RECORDS FOR PROCESSING
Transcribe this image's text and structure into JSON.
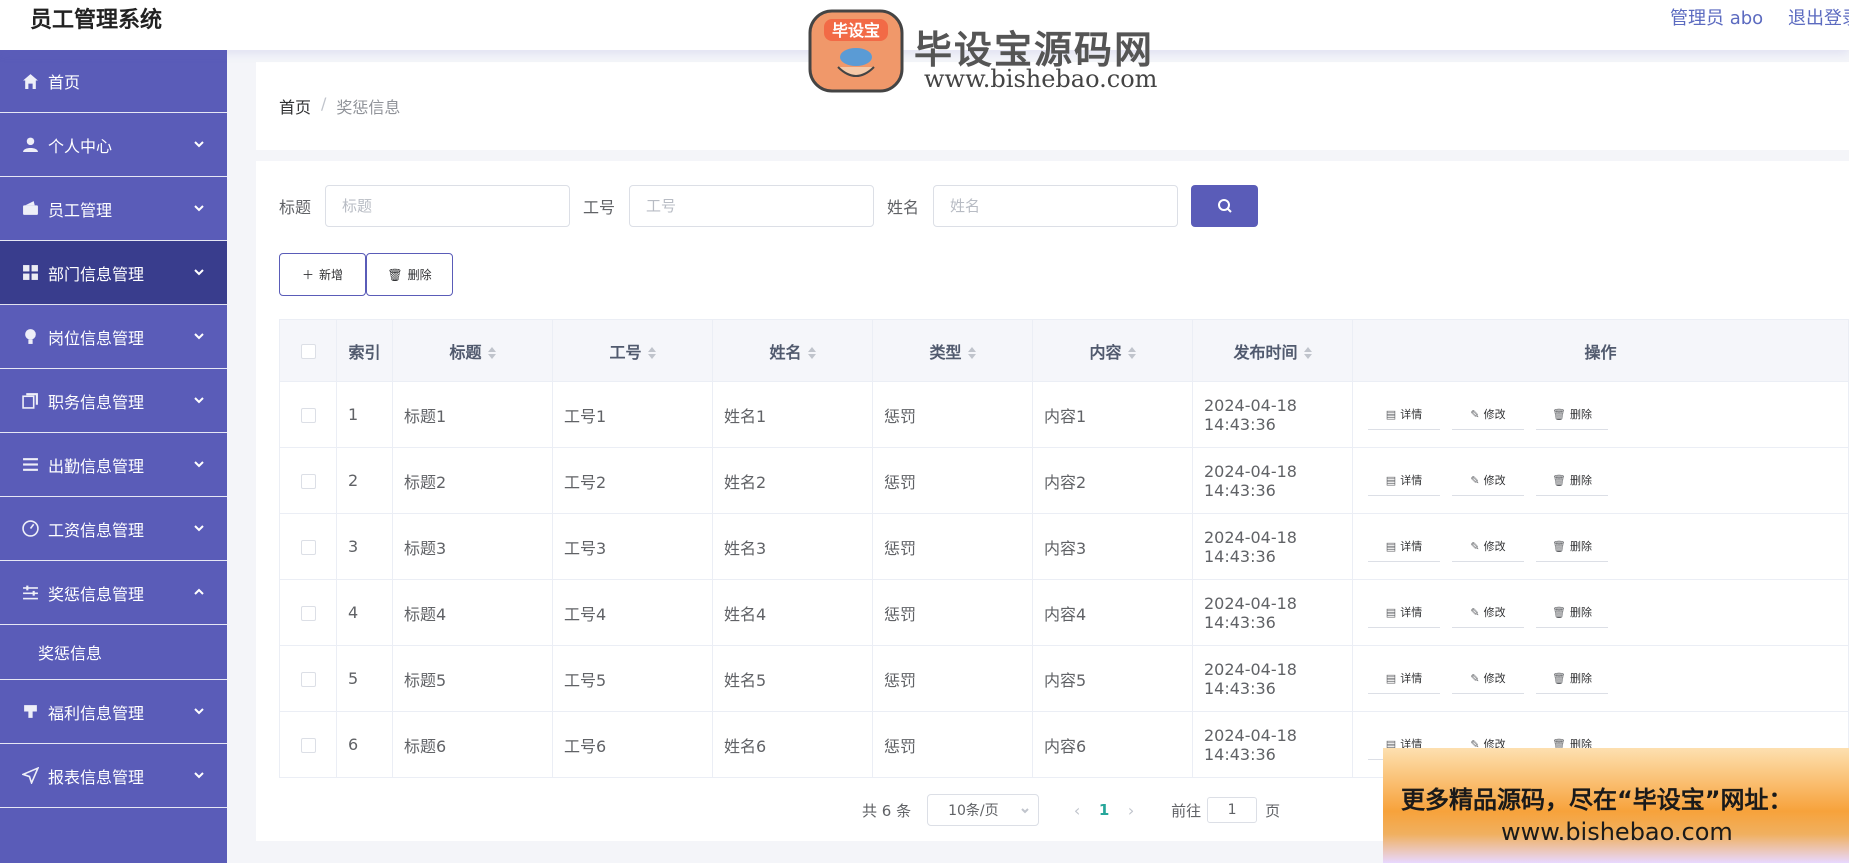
{
  "app": {
    "title": "员工管理系统",
    "user": "管理员 abo",
    "logout": "退出登录"
  },
  "sidebar": {
    "items": [
      {
        "label": "首页",
        "icon": "home-icon"
      },
      {
        "label": "个人中心",
        "icon": "user-icon"
      },
      {
        "label": "员工管理",
        "icon": "wallet-icon"
      },
      {
        "label": "部门信息管理",
        "icon": "grid-icon"
      },
      {
        "label": "岗位信息管理",
        "icon": "bulb-icon"
      },
      {
        "label": "职务信息管理",
        "icon": "copy-icon"
      },
      {
        "label": "出勤信息管理",
        "icon": "list-icon"
      },
      {
        "label": "工资信息管理",
        "icon": "gauge-icon"
      },
      {
        "label": "奖惩信息管理",
        "icon": "sliders-icon"
      },
      {
        "label": "福利信息管理",
        "icon": "stamp-icon"
      },
      {
        "label": "报表信息管理",
        "icon": "send-icon"
      }
    ],
    "submenu": {
      "label": "奖惩信息"
    }
  },
  "breadcrumb": {
    "home": "首页",
    "sep": "/",
    "current": "奖惩信息"
  },
  "search": {
    "title_label": "标题",
    "title_placeholder": "标题",
    "no_label": "工号",
    "no_placeholder": "工号",
    "name_label": "姓名",
    "name_placeholder": "姓名"
  },
  "actions": {
    "add": "新增",
    "delete": "删除"
  },
  "table": {
    "headers": {
      "index": "索引",
      "title": "标题",
      "no": "工号",
      "name": "姓名",
      "type": "类型",
      "content": "内容",
      "time": "发布时间",
      "ops": "操作"
    },
    "op_labels": {
      "detail": "详情",
      "edit": "修改",
      "delete": "删除"
    },
    "rows": [
      {
        "index": "1",
        "title": "标题1",
        "no": "工号1",
        "name": "姓名1",
        "type": "惩罚",
        "content": "内容1",
        "time": "2024-04-18 14:43:36"
      },
      {
        "index": "2",
        "title": "标题2",
        "no": "工号2",
        "name": "姓名2",
        "type": "惩罚",
        "content": "内容2",
        "time": "2024-04-18 14:43:36"
      },
      {
        "index": "3",
        "title": "标题3",
        "no": "工号3",
        "name": "姓名3",
        "type": "惩罚",
        "content": "内容3",
        "time": "2024-04-18 14:43:36"
      },
      {
        "index": "4",
        "title": "标题4",
        "no": "工号4",
        "name": "姓名4",
        "type": "惩罚",
        "content": "内容4",
        "time": "2024-04-18 14:43:36"
      },
      {
        "index": "5",
        "title": "标题5",
        "no": "工号5",
        "name": "姓名5",
        "type": "惩罚",
        "content": "内容5",
        "time": "2024-04-18 14:43:36"
      },
      {
        "index": "6",
        "title": "标题6",
        "no": "工号6",
        "name": "姓名6",
        "type": "惩罚",
        "content": "内容6",
        "time": "2024-04-18 14:43:36"
      }
    ]
  },
  "pagination": {
    "total": "共 6 条",
    "page_size": "10条/页",
    "current": "1",
    "goto_label": "前往",
    "goto_value": "1",
    "page_suffix": "页"
  },
  "watermark": {
    "brand": "毕设宝源码网",
    "url": "www.bishebao.com",
    "logo_text": "毕设宝"
  },
  "ad": {
    "line1": "更多精品源码，尽在“毕设宝”网址：",
    "line2": "www.bishebao.com"
  },
  "colors": {
    "accent": "#5a5cb8",
    "sidebar_active": "#393d8d",
    "page_current": "#26a69a"
  }
}
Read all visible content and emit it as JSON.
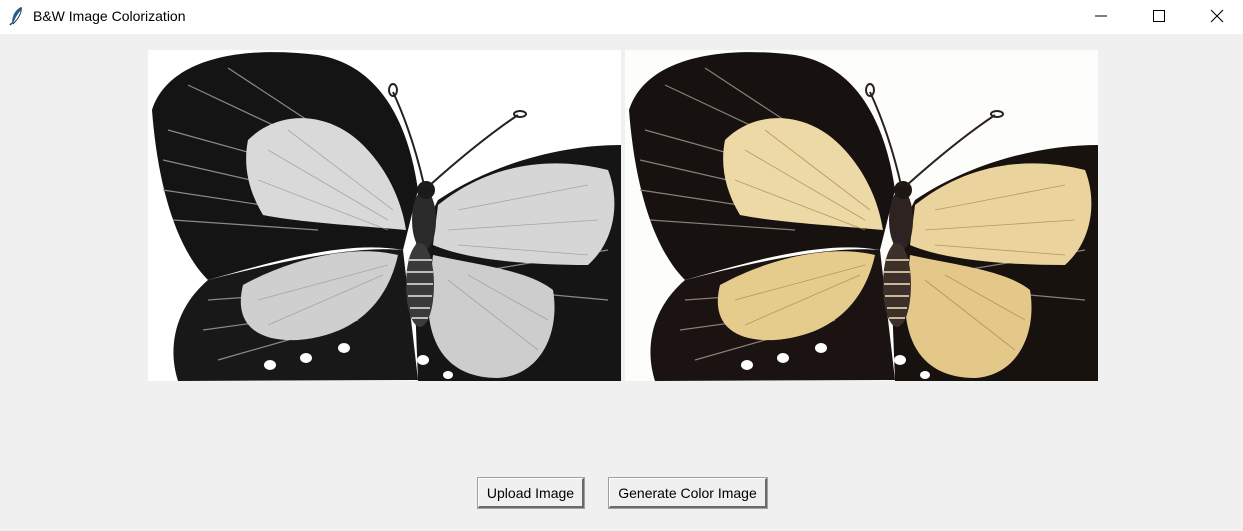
{
  "window": {
    "title": "B&W Image Colorization",
    "icon": "feather-icon",
    "controls": [
      "minimize-icon",
      "maximize-icon",
      "close-icon"
    ]
  },
  "images": {
    "original": {
      "kind": "grayscale butterfly photo"
    },
    "colorized": {
      "kind": "colorized butterfly photo",
      "wing_tint": "#e8cf93"
    }
  },
  "buttons": {
    "upload_label": "Upload Image",
    "generate_label": "Generate Color Image"
  },
  "colors": {
    "background": "#f0f0f0",
    "titlebar": "#ffffff",
    "bw_wing": "#d9d9d9",
    "color_wing": "#e8cf93",
    "wing_dark": "#141414"
  }
}
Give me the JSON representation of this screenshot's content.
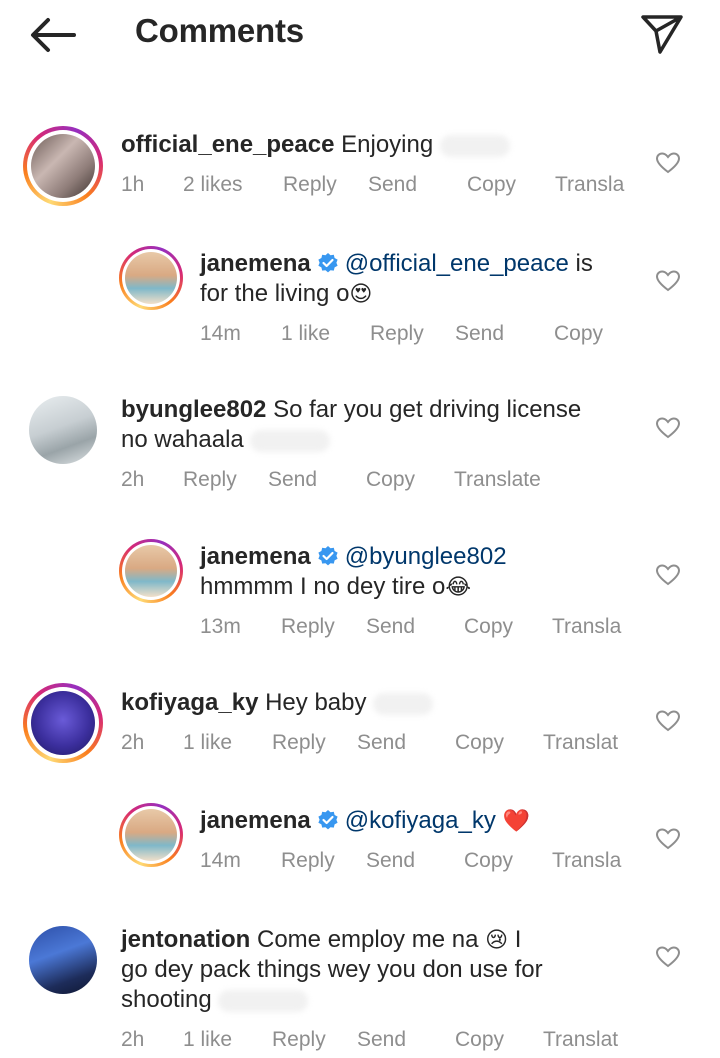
{
  "header": {
    "title": "Comments",
    "back_icon": "arrow-left-icon",
    "send_icon": "paper-plane-icon"
  },
  "comments": [
    {
      "username": "official_ene_peace",
      "text": "Enjoying",
      "time": "1h",
      "likes": "2 likes",
      "reply": "Reply",
      "send": "Send",
      "copy": "Copy",
      "translate": "Transla"
    },
    {
      "username": "janemena",
      "mention": "@official_ene_peace",
      "text_a": " is",
      "text_b": "for the living o",
      "emoji": "😍",
      "time": "14m",
      "likes": "1 like",
      "reply": "Reply",
      "send": "Send",
      "copy": "Copy"
    },
    {
      "username": "byunglee802",
      "text_a": "So far you get driving license",
      "text_b": "no wahaala",
      "time": "2h",
      "reply": "Reply",
      "send": "Send",
      "copy": "Copy",
      "translate": "Translate"
    },
    {
      "username": "janemena",
      "mention": "@byunglee802",
      "text_b": "hmmmm I no dey tire o",
      "emoji": "😂",
      "time": "13m",
      "reply": "Reply",
      "send": "Send",
      "copy": "Copy",
      "translate": "Transla"
    },
    {
      "username": "kofiyaga_ky",
      "text": "Hey baby",
      "time": "2h",
      "likes": "1 like",
      "reply": "Reply",
      "send": "Send",
      "copy": "Copy",
      "translate": "Translat"
    },
    {
      "username": "janemena",
      "mention": "@kofiyaga_ky",
      "emoji": "❤️",
      "time": "14m",
      "reply": "Reply",
      "send": "Send",
      "copy": "Copy",
      "translate": "Transla"
    },
    {
      "username": "jentonation",
      "text_a": "Come employ me na",
      "emoji": "😢",
      "text_a2": " I",
      "text_b": "go dey pack things wey you don use for",
      "text_c": "shooting",
      "time": "2h",
      "likes": "1 like",
      "reply": "Reply",
      "send": "Send",
      "copy": "Copy",
      "translate": "Translat"
    }
  ],
  "colors": {
    "text": "#262626",
    "meta": "#8e8e8e",
    "mention": "#00376b",
    "verified": "#3897f0"
  }
}
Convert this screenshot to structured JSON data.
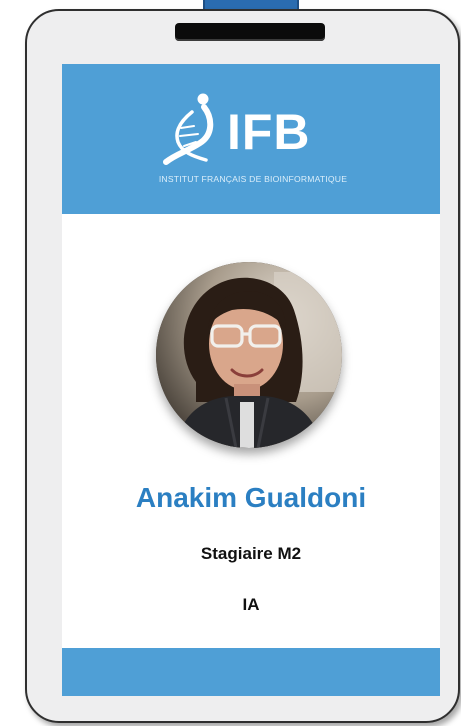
{
  "badge": {
    "logo": {
      "acronym": "IFB",
      "tagline": "INSTITUT FRANÇAIS DE BIOINFORMATIQUE"
    },
    "photo_icon": "person-portrait",
    "name": "Anakim Gualdoni",
    "role": "Stagiaire M2",
    "team": "IA"
  },
  "colors": {
    "accent": "#4f9fd6",
    "name_text": "#2b7fc2",
    "strap": "#2a6cb0",
    "card_body": "#eeeeef"
  }
}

REQUIRED TASK
Take the listing above and print it exactly, apart from the pictures.

ANSWER TO THIS EXERCISE
Transcribe this image's text and structure into JSON.
{
  "app": {
    "title": "员工管理系统",
    "user": "管理员 abo",
    "logout": "退出登录"
  },
  "sidebar": {
    "items": [
      {
        "label": "首页",
        "icon": "home-icon"
      },
      {
        "label": "个人中心",
        "icon": "user-icon"
      },
      {
        "label": "员工管理",
        "icon": "wallet-icon"
      },
      {
        "label": "部门信息管理",
        "icon": "grid-icon"
      },
      {
        "label": "岗位信息管理",
        "icon": "bulb-icon"
      },
      {
        "label": "职务信息管理",
        "icon": "copy-icon"
      },
      {
        "label": "出勤信息管理",
        "icon": "list-icon"
      },
      {
        "label": "工资信息管理",
        "icon": "gauge-icon"
      },
      {
        "label": "奖惩信息管理",
        "icon": "sliders-icon"
      },
      {
        "label": "福利信息管理",
        "icon": "stamp-icon"
      },
      {
        "label": "报表信息管理",
        "icon": "send-icon"
      }
    ],
    "submenu": {
      "label": "奖惩信息"
    }
  },
  "breadcrumb": {
    "home": "首页",
    "sep": "/",
    "current": "奖惩信息"
  },
  "search": {
    "title_label": "标题",
    "title_placeholder": "标题",
    "no_label": "工号",
    "no_placeholder": "工号",
    "name_label": "姓名",
    "name_placeholder": "姓名"
  },
  "actions": {
    "add": "新增",
    "delete": "删除"
  },
  "table": {
    "headers": {
      "index": "索引",
      "title": "标题",
      "no": "工号",
      "name": "姓名",
      "type": "类型",
      "content": "内容",
      "time": "发布时间",
      "ops": "操作"
    },
    "op_labels": {
      "detail": "详情",
      "edit": "修改",
      "delete": "删除"
    },
    "rows": [
      {
        "index": "1",
        "title": "标题1",
        "no": "工号1",
        "name": "姓名1",
        "type": "惩罚",
        "content": "内容1",
        "time": "2024-04-18 14:43:36"
      },
      {
        "index": "2",
        "title": "标题2",
        "no": "工号2",
        "name": "姓名2",
        "type": "惩罚",
        "content": "内容2",
        "time": "2024-04-18 14:43:36"
      },
      {
        "index": "3",
        "title": "标题3",
        "no": "工号3",
        "name": "姓名3",
        "type": "惩罚",
        "content": "内容3",
        "time": "2024-04-18 14:43:36"
      },
      {
        "index": "4",
        "title": "标题4",
        "no": "工号4",
        "name": "姓名4",
        "type": "惩罚",
        "content": "内容4",
        "time": "2024-04-18 14:43:36"
      },
      {
        "index": "5",
        "title": "标题5",
        "no": "工号5",
        "name": "姓名5",
        "type": "惩罚",
        "content": "内容5",
        "time": "2024-04-18 14:43:36"
      },
      {
        "index": "6",
        "title": "标题6",
        "no": "工号6",
        "name": "姓名6",
        "type": "惩罚",
        "content": "内容6",
        "time": "2024-04-18 14:43:36"
      }
    ]
  },
  "pagination": {
    "total": "共 6 条",
    "page_size": "10条/页",
    "current": "1",
    "goto_label": "前往",
    "goto_value": "1",
    "page_suffix": "页"
  },
  "watermark": {
    "brand": "毕设宝源码网",
    "url": "www.bishebao.com",
    "logo_text": "毕设宝"
  },
  "ad": {
    "line1": "更多精品源码，尽在“毕设宝”网址：",
    "line2": "www.bishebao.com"
  },
  "colors": {
    "accent": "#5a5cb8",
    "sidebar_active": "#393d8d",
    "page_current": "#26a69a"
  }
}
Read all visible content and emit it as JSON.
{
  "window": {
    "title": "B&W Image Colorization",
    "icon": "feather-icon",
    "controls": [
      "minimize-icon",
      "maximize-icon",
      "close-icon"
    ]
  },
  "images": {
    "original": {
      "kind": "grayscale butterfly photo"
    },
    "colorized": {
      "kind": "colorized butterfly photo",
      "wing_tint": "#e8cf93"
    }
  },
  "buttons": {
    "upload_label": "Upload Image",
    "generate_label": "Generate Color Image"
  },
  "colors": {
    "background": "#f0f0f0",
    "titlebar": "#ffffff",
    "bw_wing": "#d9d9d9",
    "color_wing": "#e8cf93",
    "wing_dark": "#141414"
  }
}
Give me the JSON representation of this screenshot's content.
{
  "header": {
    "title": "Comments",
    "back_icon": "arrow-left-icon",
    "send_icon": "paper-plane-icon"
  },
  "comments": [
    {
      "username": "official_ene_peace",
      "text": "Enjoying",
      "time": "1h",
      "likes": "2 likes",
      "reply": "Reply",
      "send": "Send",
      "copy": "Copy",
      "translate": "Transla"
    },
    {
      "username": "janemena",
      "mention": "@official_ene_peace",
      "text_a": " is",
      "text_b": "for the living o",
      "emoji": "😍",
      "time": "14m",
      "likes": "1 like",
      "reply": "Reply",
      "send": "Send",
      "copy": "Copy"
    },
    {
      "username": "byunglee802",
      "text_a": "So far you get driving license",
      "text_b": "no wahaala",
      "time": "2h",
      "reply": "Reply",
      "send": "Send",
      "copy": "Copy",
      "translate": "Translate"
    },
    {
      "username": "janemena",
      "mention": "@byunglee802",
      "text_b": "hmmmm I no dey tire o",
      "emoji": "😂",
      "time": "13m",
      "reply": "Reply",
      "send": "Send",
      "copy": "Copy",
      "translate": "Transla"
    },
    {
      "username": "kofiyaga_ky",
      "text": "Hey baby",
      "time": "2h",
      "likes": "1 like",
      "reply": "Reply",
      "send": "Send",
      "copy": "Copy",
      "translate": "Translat"
    },
    {
      "username": "janemena",
      "mention": "@kofiyaga_ky",
      "emoji": "❤️",
      "time": "14m",
      "reply": "Reply",
      "send": "Send",
      "copy": "Copy",
      "translate": "Transla"
    },
    {
      "username": "jentonation",
      "text_a": "Come employ me na",
      "emoji": "😢",
      "text_a2": " I",
      "text_b": "go dey pack things wey you don use for",
      "text_c": "shooting",
      "time": "2h",
      "likes": "1 like",
      "reply": "Reply",
      "send": "Send",
      "copy": "Copy",
      "translate": "Translat"
    }
  ],
  "colors": {
    "text": "#262626",
    "meta": "#8e8e8e",
    "mention": "#00376b",
    "verified": "#3897f0"
  }
}
Convert this screenshot to structured JSON data.
{
  "badge": {
    "logo": {
      "acronym": "IFB",
      "tagline": "INSTITUT FRANÇAIS DE BIOINFORMATIQUE"
    },
    "photo_icon": "person-portrait",
    "name": "Anakim Gualdoni",
    "role": "Stagiaire M2",
    "team": "IA"
  },
  "colors": {
    "accent": "#4f9fd6",
    "name_text": "#2b7fc2",
    "strap": "#2a6cb0",
    "card_body": "#eeeeef"
  }
}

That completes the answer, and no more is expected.